* [To do]: Transcribe every record that appears below, exactly and in full.

* [Material]:
--- BEGIN ---

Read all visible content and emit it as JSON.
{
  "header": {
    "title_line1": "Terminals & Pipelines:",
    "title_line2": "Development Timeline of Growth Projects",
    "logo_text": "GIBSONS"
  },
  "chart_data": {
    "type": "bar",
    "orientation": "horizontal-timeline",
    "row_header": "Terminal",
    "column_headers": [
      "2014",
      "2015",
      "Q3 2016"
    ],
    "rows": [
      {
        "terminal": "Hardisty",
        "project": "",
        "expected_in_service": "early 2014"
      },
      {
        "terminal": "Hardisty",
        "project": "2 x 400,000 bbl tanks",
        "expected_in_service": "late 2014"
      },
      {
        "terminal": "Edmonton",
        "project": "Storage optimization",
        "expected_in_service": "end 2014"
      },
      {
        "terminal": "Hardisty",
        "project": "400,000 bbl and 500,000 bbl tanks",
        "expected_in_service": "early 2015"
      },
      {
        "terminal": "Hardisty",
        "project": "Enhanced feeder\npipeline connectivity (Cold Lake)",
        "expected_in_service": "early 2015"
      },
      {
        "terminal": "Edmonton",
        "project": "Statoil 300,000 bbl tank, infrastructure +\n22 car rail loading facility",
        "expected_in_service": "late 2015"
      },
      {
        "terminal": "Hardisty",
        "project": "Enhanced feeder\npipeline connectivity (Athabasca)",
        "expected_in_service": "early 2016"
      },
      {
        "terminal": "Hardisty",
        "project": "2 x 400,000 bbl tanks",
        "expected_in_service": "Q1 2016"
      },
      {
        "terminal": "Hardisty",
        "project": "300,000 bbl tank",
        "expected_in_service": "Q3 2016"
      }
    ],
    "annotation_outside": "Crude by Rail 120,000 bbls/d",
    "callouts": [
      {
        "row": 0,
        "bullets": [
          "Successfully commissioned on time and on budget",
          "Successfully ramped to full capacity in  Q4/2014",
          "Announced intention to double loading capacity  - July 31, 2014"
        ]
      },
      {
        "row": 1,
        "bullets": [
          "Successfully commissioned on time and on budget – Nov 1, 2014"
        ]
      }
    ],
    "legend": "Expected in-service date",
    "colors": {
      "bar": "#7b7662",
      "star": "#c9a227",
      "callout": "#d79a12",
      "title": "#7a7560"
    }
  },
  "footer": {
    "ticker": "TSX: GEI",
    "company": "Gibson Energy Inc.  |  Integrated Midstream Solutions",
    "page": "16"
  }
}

--- END ---

* [Result]:
Read all visible content and emit it as JSON.
{
  "header": {
    "title_line1": "Terminals & Pipelines:",
    "title_line2": "Development Timeline of Growth Projects",
    "logo_text": "GIBSONS"
  },
  "chart_data": {
    "type": "bar",
    "orientation": "horizontal-timeline",
    "row_header": "Terminal",
    "column_headers": [
      "2014",
      "2015",
      "Q3 2016"
    ],
    "rows": [
      {
        "terminal": "Hardisty",
        "project": "",
        "expected_in_service": "early 2014"
      },
      {
        "terminal": "Hardisty",
        "project": "2 x 400,000 bbl tanks",
        "expected_in_service": "late 2014"
      },
      {
        "terminal": "Edmonton",
        "project": "Storage optimization",
        "expected_in_service": "end 2014"
      },
      {
        "terminal": "Hardisty",
        "project": "400,000 bbl and 500,000 bbl tanks",
        "expected_in_service": "early 2015"
      },
      {
        "terminal": "Hardisty",
        "project": "Enhanced feeder\npipeline connectivity (Cold Lake)",
        "expected_in_service": "early 2015"
      },
      {
        "terminal": "Edmonton",
        "project": "Statoil 300,000 bbl tank, infrastructure +\n22 car rail loading facility",
        "expected_in_service": "late 2015"
      },
      {
        "terminal": "Hardisty",
        "project": "Enhanced feeder\npipeline connectivity (Athabasca)",
        "expected_in_service": "early 2016"
      },
      {
        "terminal": "Hardisty",
        "project": "2 x 400,000 bbl tanks",
        "expected_in_service": "Q1 2016"
      },
      {
        "terminal": "Hardisty",
        "project": "300,000 bbl tank",
        "expected_in_service": "Q3 2016"
      }
    ],
    "annotation_outside": "Crude by Rail 120,000 bbls/d",
    "callouts": [
      {
        "row": 0,
        "bullets": [
          "Successfully commissioned on time and on budget",
          "Successfully ramped to full capacity in  Q4/2014",
          "Announced intention to double loading capacity  - July 31, 2014"
        ]
      },
      {
        "row": 1,
        "bullets": [
          "Successfully commissioned on time and on budget – Nov 1, 2014"
        ]
      }
    ],
    "legend": "Expected in-service date",
    "colors": {
      "bar": "#7b7662",
      "star": "#c9a227",
      "callout": "#d79a12",
      "title": "#7a7560"
    }
  },
  "footer": {
    "ticker": "TSX: GEI",
    "company": "Gibson Energy Inc.  |  Integrated Midstream Solutions",
    "page": "16"
  }
}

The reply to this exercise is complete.